## Begin RECORDS PROVIDED
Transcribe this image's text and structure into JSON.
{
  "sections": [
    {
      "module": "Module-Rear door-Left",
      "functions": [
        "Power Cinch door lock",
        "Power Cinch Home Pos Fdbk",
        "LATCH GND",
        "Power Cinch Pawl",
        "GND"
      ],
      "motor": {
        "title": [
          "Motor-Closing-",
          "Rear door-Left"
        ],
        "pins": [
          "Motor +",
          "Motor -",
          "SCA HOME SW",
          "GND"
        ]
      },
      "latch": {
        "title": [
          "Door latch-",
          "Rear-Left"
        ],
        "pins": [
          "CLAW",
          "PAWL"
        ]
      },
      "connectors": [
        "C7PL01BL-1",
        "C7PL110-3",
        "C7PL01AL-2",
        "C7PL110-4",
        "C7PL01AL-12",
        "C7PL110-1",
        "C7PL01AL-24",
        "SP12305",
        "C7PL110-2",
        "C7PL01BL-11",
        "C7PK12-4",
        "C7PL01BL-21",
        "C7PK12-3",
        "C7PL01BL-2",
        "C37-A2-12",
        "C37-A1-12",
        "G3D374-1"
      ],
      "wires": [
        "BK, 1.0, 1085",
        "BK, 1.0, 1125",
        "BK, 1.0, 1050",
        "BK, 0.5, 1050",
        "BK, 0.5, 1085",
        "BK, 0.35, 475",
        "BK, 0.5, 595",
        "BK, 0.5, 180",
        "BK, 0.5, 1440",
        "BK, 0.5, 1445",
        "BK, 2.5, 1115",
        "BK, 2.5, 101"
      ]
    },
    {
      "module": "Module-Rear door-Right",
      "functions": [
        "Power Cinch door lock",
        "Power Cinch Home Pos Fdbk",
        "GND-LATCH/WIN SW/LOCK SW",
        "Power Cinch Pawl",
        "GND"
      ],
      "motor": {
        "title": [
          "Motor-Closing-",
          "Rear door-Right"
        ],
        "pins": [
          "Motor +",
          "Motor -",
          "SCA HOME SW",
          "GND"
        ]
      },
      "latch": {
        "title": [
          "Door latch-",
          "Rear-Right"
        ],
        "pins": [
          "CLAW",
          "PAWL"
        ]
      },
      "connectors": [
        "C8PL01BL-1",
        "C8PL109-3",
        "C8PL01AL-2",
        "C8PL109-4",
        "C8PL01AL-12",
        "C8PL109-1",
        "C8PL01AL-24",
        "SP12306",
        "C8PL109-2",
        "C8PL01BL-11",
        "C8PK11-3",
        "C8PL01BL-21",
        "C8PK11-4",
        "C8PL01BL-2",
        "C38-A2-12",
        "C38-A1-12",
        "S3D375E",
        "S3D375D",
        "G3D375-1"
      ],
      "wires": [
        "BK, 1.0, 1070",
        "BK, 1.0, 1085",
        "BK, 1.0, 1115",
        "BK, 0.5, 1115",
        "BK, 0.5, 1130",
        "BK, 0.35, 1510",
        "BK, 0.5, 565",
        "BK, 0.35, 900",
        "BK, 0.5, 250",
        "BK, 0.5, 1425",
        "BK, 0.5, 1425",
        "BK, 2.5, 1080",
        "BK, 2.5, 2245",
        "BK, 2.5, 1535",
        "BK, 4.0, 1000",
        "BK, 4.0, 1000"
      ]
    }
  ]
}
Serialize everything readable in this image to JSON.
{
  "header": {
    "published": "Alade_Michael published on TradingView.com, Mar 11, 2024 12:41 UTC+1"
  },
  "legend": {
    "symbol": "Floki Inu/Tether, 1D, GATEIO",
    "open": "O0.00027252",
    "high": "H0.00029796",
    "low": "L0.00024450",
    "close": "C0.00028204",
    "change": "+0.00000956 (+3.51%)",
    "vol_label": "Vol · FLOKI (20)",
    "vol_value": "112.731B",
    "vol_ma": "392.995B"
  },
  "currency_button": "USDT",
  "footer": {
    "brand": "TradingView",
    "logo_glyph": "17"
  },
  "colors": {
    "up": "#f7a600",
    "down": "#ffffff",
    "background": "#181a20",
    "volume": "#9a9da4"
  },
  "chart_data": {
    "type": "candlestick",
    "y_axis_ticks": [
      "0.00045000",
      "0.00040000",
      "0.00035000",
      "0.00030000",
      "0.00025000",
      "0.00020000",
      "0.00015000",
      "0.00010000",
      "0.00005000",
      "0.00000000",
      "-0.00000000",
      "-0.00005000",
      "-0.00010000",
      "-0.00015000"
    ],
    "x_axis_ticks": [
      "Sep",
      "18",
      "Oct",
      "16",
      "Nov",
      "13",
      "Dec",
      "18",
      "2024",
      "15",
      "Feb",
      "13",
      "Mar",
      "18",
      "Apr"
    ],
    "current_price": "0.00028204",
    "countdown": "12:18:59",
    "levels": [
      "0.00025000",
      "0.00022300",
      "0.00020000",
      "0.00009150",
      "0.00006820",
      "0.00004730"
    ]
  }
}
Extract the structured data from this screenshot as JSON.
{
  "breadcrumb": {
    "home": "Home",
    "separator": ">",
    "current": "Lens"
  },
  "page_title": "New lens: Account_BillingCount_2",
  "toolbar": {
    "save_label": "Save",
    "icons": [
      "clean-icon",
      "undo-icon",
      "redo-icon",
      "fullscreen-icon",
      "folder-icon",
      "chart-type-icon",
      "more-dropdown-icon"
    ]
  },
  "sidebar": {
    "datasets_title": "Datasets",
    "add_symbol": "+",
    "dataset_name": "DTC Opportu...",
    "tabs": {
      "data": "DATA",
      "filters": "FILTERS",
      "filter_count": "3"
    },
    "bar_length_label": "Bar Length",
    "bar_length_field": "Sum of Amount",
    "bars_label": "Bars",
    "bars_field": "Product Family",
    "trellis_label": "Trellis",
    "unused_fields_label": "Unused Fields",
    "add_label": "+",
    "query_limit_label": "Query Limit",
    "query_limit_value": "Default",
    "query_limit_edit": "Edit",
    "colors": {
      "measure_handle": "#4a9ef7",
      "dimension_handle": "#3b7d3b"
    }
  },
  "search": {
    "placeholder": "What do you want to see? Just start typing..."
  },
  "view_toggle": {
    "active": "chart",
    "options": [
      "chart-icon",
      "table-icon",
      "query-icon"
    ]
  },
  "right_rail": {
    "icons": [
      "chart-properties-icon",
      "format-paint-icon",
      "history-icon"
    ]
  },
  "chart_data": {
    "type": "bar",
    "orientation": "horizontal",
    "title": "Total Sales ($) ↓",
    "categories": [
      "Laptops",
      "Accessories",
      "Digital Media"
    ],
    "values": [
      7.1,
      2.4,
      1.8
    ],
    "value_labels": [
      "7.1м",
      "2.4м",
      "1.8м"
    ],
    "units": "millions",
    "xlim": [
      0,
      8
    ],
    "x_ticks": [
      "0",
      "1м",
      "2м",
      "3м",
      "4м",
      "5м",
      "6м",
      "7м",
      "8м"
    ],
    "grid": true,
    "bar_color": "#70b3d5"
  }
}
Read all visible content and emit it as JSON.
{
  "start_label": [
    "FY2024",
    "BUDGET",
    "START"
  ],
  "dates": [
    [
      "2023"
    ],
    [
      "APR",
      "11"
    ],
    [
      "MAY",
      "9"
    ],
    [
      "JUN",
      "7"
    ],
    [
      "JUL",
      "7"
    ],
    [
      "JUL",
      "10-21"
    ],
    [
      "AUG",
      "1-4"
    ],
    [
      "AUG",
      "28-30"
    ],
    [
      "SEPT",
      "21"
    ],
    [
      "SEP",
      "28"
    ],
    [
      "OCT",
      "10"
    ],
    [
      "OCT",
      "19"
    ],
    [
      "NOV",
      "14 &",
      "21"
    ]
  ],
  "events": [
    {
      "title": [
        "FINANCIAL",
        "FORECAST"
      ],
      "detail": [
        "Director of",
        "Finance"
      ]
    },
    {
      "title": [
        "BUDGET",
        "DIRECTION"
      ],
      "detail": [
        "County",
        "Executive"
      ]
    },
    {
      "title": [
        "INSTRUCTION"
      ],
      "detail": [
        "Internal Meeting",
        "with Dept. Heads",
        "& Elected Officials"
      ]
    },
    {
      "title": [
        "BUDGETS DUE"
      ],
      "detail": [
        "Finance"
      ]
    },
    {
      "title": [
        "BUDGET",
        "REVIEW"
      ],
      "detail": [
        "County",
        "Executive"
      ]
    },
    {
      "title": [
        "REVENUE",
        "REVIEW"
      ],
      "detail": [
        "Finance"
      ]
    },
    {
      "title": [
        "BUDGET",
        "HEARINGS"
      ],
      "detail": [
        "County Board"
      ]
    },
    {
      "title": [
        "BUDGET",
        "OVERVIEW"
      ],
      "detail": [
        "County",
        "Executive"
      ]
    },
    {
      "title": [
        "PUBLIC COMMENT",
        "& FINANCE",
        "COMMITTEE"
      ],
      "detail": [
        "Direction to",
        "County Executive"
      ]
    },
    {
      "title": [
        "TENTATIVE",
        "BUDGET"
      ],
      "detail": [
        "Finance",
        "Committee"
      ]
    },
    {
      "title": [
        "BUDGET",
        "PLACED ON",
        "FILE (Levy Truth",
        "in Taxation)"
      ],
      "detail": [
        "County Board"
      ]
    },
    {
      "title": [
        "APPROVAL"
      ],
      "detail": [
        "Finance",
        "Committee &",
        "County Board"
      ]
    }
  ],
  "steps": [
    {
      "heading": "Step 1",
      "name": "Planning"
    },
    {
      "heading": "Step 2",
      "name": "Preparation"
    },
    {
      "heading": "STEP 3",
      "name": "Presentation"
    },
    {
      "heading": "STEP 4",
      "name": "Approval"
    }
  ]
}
## End RECORDS PROVIDED
● **WORK INSTRUCTIONS**: Set out every line from the material that contains the string "module".

● **EXERCISE RESPONSE**:
      "module": "Module-Rear door-Left",
      "module": "Module-Rear door-Right",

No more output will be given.